-- START --

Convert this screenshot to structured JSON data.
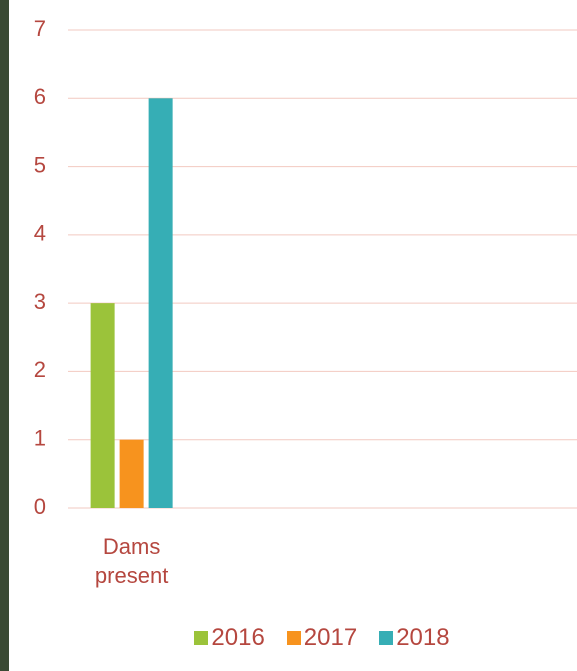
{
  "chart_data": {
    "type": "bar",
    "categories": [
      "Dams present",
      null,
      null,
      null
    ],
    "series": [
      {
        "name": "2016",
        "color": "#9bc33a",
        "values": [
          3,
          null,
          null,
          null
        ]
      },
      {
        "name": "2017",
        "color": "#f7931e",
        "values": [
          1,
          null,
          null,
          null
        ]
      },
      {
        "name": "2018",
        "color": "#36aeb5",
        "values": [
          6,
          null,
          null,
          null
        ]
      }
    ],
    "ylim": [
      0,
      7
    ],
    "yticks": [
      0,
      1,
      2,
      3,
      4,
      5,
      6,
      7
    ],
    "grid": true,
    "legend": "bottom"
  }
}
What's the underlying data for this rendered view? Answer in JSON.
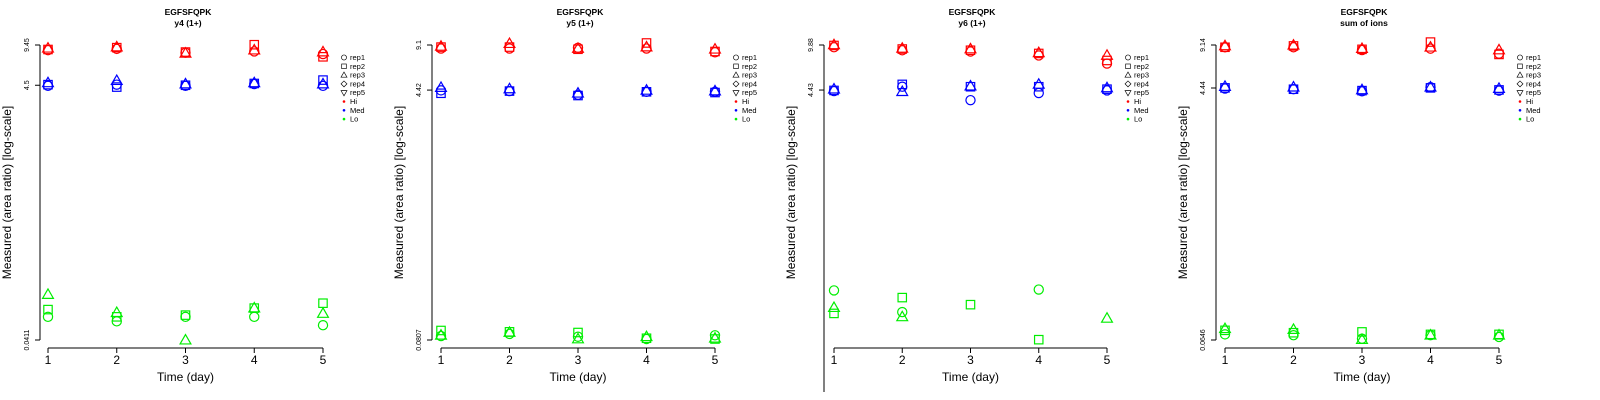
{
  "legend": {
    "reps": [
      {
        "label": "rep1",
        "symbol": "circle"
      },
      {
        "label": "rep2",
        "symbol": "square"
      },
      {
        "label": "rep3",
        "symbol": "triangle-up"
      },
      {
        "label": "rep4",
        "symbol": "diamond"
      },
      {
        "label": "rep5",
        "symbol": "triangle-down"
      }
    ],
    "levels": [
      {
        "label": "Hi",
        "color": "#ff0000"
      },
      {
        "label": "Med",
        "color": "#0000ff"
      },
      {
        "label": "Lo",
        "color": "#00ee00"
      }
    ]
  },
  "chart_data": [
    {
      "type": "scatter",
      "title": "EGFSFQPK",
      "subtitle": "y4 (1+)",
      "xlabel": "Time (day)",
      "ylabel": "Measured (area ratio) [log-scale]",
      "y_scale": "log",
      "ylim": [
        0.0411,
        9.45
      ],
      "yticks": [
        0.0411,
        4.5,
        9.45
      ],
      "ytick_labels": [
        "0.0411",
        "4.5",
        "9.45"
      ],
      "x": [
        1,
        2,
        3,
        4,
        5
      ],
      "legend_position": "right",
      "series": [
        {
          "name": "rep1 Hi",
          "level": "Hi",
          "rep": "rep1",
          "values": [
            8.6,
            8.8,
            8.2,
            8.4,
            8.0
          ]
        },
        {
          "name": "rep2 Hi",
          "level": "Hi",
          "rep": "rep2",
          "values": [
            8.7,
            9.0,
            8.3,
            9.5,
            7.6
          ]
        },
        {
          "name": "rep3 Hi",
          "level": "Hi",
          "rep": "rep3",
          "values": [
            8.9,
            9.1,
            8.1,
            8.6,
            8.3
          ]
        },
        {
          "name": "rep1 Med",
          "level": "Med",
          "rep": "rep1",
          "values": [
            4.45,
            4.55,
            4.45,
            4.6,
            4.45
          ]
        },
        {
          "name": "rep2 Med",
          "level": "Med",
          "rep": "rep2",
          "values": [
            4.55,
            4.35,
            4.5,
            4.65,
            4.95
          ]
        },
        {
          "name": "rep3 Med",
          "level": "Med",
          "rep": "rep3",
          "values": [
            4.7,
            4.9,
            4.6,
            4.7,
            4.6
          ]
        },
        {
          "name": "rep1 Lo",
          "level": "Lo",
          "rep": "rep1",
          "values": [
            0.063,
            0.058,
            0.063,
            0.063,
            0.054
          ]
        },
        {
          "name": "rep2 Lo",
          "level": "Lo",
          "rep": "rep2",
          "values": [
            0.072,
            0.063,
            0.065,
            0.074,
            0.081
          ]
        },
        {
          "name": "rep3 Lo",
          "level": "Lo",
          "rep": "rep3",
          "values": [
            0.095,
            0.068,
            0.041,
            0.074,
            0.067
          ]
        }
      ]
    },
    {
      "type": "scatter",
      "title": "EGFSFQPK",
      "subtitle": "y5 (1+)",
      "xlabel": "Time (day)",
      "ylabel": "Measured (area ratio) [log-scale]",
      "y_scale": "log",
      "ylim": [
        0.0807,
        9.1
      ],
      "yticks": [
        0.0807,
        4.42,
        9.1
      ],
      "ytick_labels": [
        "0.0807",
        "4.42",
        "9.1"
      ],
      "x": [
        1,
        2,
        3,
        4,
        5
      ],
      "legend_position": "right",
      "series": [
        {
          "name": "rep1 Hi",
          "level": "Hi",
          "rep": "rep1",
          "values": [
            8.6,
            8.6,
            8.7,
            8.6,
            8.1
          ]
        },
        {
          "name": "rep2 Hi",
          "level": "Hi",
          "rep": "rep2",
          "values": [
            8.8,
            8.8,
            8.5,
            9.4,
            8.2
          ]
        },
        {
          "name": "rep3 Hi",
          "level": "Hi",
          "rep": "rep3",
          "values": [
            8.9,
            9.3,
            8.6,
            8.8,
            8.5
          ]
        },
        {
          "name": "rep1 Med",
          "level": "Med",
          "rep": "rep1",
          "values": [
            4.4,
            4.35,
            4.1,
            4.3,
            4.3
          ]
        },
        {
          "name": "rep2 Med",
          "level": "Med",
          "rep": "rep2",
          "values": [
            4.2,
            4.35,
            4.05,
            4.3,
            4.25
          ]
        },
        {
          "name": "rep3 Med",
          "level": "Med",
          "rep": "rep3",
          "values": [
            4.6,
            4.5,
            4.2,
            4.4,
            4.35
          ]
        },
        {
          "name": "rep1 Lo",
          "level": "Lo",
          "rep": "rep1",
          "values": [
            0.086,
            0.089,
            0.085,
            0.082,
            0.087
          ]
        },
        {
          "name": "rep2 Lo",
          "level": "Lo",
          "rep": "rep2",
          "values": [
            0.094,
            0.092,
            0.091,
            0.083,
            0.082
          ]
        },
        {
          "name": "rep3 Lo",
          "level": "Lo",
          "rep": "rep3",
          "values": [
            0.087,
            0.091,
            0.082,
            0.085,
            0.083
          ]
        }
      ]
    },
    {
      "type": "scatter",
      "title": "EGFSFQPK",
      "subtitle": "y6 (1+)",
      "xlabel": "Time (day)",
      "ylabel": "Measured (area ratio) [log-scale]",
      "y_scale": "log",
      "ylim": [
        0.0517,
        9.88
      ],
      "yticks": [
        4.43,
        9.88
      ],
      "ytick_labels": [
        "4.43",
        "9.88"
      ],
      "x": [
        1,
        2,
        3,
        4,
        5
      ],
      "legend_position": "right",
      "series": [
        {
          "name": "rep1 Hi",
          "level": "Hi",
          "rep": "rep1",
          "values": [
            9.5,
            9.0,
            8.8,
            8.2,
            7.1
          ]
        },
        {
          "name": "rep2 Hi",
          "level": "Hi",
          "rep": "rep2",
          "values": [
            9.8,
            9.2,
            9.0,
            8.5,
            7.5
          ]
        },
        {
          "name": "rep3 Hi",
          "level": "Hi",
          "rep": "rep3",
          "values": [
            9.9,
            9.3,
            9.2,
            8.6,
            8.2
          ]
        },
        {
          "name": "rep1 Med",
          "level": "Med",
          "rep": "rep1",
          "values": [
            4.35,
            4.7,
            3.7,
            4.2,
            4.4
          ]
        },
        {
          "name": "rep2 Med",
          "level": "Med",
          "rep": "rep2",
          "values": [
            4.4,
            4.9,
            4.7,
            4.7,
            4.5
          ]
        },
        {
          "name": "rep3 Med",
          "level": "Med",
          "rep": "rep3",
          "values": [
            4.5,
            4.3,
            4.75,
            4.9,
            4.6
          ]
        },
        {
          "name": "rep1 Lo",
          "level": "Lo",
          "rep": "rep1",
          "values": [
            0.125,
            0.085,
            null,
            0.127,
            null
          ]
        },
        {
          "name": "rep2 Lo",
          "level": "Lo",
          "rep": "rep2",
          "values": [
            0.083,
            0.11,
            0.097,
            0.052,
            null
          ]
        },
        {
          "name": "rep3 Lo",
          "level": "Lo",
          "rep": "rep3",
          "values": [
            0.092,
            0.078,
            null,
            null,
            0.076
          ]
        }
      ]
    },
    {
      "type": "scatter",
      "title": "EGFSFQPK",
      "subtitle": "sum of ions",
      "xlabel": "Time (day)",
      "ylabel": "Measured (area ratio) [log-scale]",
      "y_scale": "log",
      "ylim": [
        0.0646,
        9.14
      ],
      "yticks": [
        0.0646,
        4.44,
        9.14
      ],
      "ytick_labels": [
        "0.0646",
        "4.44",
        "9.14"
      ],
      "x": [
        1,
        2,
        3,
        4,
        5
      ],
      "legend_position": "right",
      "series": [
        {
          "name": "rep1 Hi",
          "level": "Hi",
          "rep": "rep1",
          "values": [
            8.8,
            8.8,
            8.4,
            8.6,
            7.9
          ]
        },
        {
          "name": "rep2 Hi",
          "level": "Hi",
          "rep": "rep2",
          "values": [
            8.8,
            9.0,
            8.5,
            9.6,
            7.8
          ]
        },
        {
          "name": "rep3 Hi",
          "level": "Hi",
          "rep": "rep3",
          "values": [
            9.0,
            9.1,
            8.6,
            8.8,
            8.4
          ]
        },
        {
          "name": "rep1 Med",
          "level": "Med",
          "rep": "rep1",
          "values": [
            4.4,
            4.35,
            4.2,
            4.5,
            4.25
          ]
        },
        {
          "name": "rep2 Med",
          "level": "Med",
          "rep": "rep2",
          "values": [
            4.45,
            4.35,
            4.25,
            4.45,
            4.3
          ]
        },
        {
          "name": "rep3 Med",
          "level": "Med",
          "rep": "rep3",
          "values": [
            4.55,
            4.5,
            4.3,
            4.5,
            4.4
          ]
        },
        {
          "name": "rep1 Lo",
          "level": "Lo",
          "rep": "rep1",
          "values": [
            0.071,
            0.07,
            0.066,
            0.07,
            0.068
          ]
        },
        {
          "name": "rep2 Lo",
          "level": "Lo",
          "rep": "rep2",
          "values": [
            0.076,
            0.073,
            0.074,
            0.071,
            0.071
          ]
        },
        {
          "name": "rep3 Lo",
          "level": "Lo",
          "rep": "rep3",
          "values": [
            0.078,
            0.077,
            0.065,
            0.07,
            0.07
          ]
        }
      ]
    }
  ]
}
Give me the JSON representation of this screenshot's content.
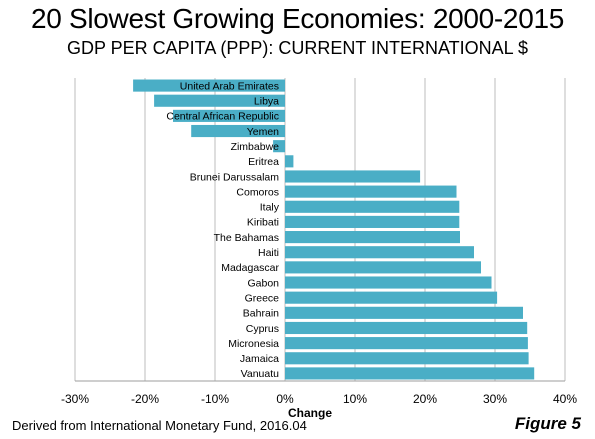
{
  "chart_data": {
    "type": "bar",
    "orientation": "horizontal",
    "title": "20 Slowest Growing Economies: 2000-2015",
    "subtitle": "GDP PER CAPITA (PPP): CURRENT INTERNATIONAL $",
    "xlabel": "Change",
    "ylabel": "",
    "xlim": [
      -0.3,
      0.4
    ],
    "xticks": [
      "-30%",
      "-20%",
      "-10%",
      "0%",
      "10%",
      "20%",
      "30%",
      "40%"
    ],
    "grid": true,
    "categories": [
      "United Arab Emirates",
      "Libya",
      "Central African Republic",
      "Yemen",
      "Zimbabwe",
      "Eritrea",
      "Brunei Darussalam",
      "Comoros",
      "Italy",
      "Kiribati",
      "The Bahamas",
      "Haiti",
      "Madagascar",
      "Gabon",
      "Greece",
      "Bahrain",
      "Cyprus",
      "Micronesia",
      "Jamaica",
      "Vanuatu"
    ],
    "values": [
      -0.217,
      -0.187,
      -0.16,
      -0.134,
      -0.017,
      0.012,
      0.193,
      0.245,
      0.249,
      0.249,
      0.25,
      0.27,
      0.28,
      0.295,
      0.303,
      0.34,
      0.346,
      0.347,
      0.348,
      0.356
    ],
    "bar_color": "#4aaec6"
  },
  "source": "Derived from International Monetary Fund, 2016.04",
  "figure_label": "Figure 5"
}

-- END --

Search the preceding listing for the word "this" and pull out every line that holds it.

Convert this screenshot to structured JSON data.
What's the underlying data for this rendered view? Answer in JSON.
Give me the JSON representation of this screenshot's content.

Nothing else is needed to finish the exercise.